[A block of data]

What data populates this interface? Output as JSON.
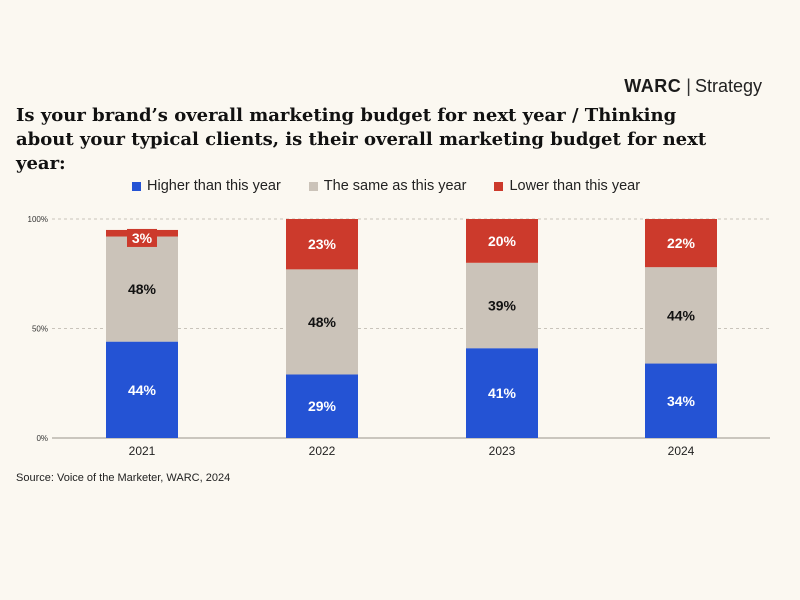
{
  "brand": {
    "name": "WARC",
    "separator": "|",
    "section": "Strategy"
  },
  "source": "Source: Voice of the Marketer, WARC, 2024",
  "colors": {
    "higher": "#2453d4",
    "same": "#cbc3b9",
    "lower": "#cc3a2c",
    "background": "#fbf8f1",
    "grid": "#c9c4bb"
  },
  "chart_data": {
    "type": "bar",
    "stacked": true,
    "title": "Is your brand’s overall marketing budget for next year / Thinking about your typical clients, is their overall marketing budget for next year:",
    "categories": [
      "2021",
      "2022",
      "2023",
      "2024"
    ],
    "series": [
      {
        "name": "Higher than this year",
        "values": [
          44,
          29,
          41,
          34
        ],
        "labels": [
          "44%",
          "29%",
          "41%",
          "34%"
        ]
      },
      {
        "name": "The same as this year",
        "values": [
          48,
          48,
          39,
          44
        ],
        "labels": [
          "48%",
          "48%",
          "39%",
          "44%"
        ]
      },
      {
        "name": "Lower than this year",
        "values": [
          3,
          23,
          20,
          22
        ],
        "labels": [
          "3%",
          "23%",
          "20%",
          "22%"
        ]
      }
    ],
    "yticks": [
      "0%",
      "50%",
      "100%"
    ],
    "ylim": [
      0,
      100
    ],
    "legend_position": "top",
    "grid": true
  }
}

==

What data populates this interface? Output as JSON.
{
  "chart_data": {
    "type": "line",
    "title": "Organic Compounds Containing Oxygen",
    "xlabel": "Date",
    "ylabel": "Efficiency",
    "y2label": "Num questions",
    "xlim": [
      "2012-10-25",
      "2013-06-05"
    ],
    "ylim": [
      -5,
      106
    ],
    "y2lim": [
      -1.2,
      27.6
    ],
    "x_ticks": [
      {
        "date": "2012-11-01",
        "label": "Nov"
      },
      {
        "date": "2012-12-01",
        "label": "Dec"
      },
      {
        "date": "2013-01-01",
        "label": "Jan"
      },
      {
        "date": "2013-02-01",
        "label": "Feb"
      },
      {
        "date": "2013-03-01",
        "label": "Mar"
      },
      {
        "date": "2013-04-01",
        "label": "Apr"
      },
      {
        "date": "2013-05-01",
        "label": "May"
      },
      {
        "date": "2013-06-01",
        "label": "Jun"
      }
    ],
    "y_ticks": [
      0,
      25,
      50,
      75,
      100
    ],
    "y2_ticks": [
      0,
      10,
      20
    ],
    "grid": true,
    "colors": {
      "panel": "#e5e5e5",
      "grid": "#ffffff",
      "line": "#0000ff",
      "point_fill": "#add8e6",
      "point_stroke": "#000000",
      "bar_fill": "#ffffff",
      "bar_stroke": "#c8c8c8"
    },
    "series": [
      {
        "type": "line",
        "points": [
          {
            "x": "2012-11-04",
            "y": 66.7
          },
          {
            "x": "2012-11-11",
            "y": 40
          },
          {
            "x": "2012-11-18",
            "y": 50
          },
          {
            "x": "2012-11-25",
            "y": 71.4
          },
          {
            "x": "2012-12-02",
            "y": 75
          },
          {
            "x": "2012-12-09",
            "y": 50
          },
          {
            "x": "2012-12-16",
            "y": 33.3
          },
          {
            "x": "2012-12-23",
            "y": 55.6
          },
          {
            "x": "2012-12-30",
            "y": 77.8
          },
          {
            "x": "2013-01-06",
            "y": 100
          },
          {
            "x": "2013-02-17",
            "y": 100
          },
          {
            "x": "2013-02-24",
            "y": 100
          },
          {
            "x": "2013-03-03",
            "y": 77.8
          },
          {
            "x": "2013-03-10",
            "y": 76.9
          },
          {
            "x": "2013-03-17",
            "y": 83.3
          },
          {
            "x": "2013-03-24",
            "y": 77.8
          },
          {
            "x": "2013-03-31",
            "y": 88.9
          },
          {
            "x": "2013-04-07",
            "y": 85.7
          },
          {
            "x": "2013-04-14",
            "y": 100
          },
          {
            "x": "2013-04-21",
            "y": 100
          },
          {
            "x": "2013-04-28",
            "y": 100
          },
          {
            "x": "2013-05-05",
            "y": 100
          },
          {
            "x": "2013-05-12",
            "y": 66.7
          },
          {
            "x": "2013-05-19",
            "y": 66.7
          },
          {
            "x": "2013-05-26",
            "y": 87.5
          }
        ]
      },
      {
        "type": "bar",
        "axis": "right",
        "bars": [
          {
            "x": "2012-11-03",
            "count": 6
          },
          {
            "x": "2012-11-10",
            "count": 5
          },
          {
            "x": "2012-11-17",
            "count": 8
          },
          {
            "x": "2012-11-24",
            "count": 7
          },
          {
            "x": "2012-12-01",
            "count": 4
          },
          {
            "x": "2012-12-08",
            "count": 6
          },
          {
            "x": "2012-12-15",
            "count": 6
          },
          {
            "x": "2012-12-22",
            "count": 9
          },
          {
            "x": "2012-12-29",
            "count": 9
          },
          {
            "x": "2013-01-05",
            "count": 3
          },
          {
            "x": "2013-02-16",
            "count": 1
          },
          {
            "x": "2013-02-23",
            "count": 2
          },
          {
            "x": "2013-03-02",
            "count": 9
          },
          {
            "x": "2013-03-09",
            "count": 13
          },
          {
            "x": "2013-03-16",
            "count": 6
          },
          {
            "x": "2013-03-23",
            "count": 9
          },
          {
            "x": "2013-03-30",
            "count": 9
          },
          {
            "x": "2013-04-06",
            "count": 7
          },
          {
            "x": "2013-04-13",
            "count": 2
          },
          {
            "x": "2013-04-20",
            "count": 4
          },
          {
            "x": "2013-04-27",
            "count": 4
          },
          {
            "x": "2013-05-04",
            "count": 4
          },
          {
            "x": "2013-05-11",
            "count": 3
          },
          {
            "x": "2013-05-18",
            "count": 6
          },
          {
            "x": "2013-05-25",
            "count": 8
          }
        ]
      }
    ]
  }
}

* * *

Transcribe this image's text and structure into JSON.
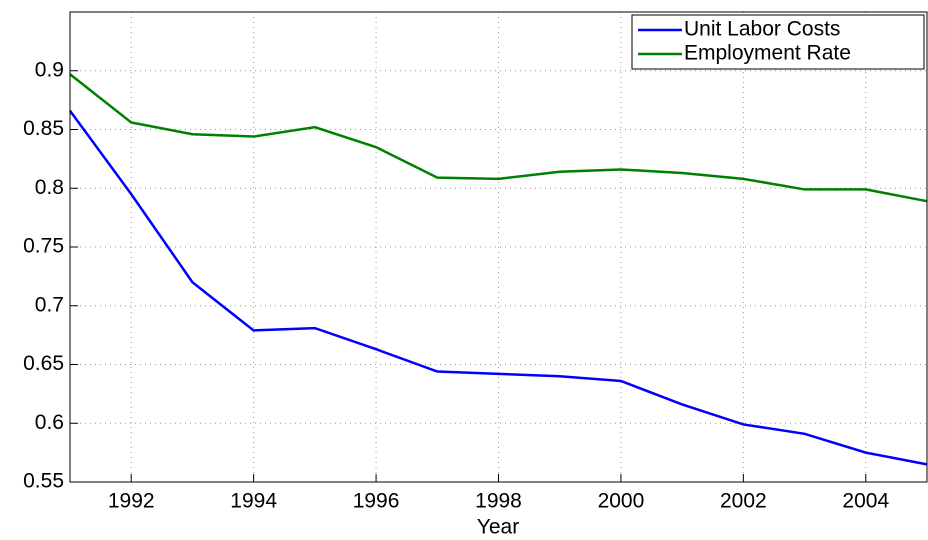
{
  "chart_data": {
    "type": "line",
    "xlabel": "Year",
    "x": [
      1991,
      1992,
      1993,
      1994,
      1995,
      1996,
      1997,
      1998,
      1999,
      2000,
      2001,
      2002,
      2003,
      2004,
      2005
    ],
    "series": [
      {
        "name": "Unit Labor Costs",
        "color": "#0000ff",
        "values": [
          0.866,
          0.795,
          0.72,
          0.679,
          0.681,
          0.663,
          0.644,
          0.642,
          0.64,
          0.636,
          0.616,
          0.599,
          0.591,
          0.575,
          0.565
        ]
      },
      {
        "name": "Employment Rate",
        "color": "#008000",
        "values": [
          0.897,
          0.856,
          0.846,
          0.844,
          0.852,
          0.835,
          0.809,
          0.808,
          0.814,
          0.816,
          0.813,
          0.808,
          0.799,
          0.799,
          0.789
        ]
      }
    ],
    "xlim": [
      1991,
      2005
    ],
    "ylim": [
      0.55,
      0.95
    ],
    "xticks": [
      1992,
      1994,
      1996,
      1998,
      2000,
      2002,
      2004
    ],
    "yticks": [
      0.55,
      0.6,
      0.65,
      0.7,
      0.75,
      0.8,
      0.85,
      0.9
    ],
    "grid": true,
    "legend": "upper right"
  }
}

§ **Task details**
Where a line of the records above holds the word "name", copy that line.

§ **Solution**
    "name": "WARC",
        "name": "Higher than this year",
        "name": "The same as this year",
        "name": "Lower than this year",
        "name": "Unit Labor Costs",
        "name": "Employment Rate",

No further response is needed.